Data listing:
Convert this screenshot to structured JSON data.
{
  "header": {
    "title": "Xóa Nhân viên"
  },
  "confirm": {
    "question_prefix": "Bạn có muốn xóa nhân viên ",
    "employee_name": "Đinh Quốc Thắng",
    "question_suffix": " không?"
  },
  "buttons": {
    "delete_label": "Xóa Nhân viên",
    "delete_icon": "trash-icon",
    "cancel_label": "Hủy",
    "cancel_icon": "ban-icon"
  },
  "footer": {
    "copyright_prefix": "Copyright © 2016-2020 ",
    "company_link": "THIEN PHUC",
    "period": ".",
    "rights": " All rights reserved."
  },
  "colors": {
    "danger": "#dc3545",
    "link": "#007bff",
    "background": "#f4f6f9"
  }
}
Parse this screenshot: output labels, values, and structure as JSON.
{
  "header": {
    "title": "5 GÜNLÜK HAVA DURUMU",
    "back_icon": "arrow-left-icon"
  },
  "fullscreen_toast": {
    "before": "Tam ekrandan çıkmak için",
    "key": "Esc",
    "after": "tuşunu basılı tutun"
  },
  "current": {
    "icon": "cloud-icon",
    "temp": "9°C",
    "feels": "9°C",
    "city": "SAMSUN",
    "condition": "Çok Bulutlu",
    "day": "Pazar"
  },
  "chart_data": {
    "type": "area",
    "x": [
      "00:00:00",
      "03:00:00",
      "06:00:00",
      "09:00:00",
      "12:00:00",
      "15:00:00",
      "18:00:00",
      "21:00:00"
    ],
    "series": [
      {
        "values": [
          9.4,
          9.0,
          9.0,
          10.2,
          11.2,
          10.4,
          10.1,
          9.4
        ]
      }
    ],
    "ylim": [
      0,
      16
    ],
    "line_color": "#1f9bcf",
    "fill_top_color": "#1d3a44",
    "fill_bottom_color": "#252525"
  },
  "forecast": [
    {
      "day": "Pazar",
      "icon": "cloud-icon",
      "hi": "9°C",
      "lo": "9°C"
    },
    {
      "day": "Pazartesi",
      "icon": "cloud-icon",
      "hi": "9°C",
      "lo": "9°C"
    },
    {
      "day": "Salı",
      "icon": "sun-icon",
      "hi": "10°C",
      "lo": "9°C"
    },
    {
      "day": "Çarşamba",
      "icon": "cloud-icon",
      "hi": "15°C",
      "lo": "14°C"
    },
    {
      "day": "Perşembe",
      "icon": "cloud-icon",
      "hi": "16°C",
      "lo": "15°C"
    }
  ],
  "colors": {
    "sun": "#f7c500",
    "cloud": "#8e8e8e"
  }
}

- _BRIEF_
Among the lines above, how many contain the string "this"? State the number alone.

- _EXERCISE RESPONSE_
2